## [Goal of the exercise]
Find the lines holding the string "bluetooth" in the data, then copy all of them.

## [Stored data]
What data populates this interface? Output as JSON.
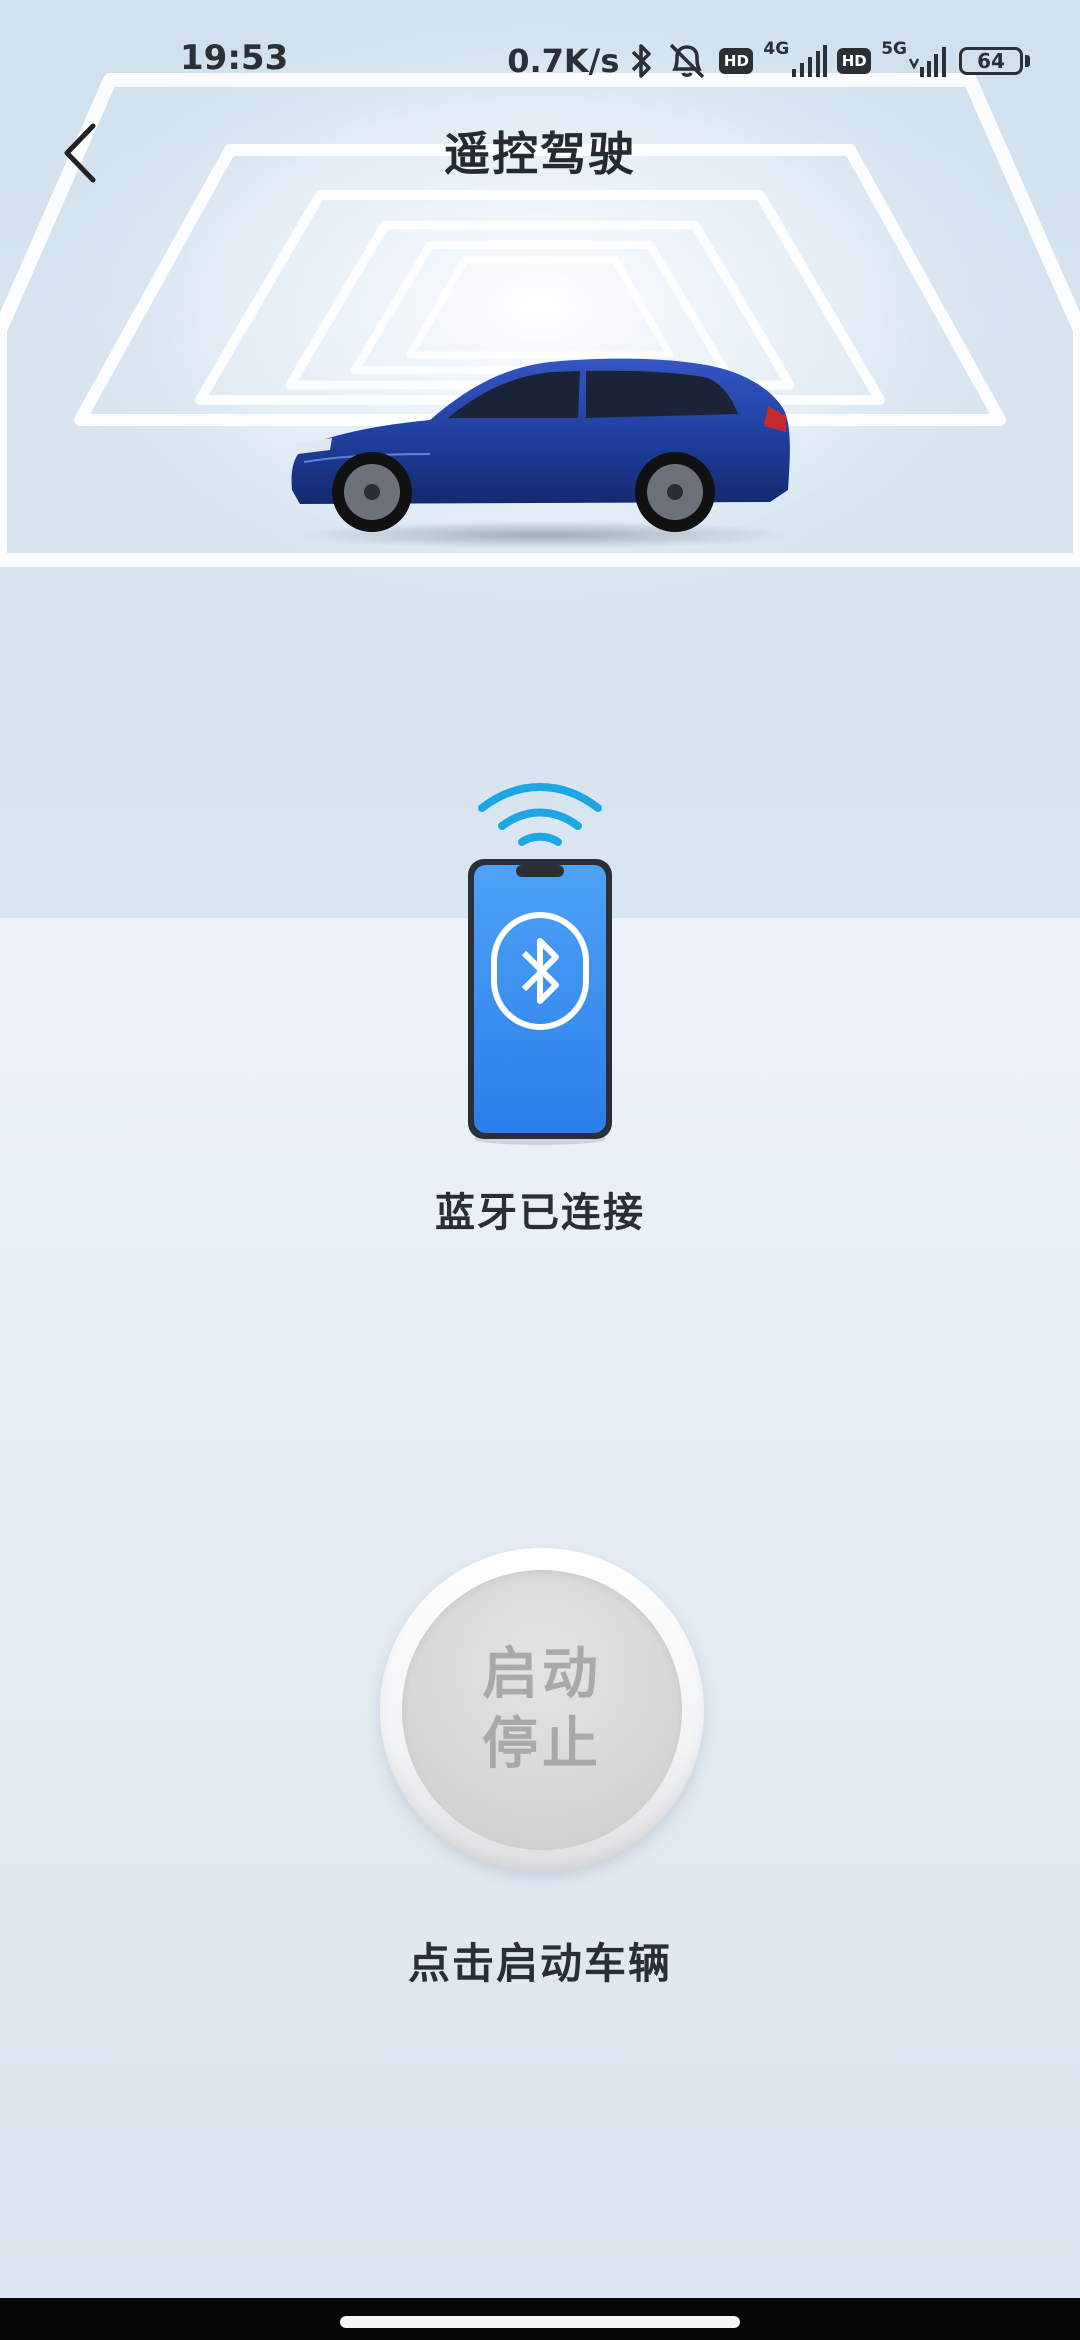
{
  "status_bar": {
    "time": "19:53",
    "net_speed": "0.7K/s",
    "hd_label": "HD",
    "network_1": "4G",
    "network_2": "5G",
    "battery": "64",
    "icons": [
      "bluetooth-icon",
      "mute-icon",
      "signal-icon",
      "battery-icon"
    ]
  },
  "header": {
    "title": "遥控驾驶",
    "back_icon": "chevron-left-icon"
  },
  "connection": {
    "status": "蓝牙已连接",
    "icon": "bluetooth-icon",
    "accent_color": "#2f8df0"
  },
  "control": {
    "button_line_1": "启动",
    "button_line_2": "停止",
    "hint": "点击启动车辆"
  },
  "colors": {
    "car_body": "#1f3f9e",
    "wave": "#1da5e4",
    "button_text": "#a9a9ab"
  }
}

==

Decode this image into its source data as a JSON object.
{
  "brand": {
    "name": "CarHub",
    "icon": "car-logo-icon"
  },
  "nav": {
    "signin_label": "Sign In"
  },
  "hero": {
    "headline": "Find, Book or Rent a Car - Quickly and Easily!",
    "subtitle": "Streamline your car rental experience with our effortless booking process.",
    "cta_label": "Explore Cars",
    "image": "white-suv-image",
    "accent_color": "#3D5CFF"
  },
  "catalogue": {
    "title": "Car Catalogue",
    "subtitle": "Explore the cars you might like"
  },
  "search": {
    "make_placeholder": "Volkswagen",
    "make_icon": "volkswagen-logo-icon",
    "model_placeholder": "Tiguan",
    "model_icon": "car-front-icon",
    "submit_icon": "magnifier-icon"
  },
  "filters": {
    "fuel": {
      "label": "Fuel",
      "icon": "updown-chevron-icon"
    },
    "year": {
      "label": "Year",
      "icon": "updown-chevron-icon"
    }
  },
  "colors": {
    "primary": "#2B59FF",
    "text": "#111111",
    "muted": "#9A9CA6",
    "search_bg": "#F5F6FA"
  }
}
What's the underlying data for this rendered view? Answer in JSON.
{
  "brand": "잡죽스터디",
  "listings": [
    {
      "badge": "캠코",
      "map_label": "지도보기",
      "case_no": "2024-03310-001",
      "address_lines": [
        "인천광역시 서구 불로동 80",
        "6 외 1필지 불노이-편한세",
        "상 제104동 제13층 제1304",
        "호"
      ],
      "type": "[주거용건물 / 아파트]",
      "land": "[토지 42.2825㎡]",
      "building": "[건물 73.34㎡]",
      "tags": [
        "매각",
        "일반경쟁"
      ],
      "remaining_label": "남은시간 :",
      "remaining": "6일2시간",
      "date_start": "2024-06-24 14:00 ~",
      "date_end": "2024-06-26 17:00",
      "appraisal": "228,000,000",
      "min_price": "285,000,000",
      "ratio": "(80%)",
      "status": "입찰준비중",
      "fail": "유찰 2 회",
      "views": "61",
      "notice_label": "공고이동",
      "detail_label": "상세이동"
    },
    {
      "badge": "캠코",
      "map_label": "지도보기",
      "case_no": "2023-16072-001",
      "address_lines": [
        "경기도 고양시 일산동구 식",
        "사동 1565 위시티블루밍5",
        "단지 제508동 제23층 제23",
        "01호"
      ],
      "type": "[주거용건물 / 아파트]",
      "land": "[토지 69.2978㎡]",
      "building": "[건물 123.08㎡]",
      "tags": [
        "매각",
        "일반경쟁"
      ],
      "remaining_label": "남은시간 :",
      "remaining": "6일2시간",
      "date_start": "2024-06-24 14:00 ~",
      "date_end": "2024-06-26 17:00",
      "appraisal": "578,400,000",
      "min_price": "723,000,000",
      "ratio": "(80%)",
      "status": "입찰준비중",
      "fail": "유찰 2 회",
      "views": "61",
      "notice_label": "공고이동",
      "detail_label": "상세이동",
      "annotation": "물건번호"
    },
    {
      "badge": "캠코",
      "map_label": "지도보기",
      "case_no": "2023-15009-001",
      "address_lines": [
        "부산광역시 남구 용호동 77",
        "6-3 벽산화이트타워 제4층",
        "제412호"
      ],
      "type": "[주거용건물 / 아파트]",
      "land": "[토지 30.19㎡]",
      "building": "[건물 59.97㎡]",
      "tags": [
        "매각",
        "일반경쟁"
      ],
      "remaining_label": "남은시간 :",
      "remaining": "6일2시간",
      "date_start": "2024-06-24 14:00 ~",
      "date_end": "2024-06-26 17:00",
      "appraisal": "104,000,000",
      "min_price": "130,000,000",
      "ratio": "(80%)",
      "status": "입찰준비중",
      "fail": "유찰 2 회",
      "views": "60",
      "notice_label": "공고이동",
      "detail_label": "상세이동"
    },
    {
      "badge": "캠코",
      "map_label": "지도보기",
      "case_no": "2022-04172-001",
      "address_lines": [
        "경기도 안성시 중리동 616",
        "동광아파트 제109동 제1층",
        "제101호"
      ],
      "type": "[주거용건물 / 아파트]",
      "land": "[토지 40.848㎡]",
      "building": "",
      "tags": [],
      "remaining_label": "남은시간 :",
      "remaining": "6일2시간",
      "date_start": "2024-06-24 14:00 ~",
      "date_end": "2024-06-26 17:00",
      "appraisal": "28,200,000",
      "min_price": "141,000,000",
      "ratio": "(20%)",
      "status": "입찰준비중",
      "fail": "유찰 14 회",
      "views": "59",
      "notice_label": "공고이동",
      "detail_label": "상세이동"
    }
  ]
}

## [Completed exercise]
      "bluetooth-icon",
    "icon": "bluetooth-icon",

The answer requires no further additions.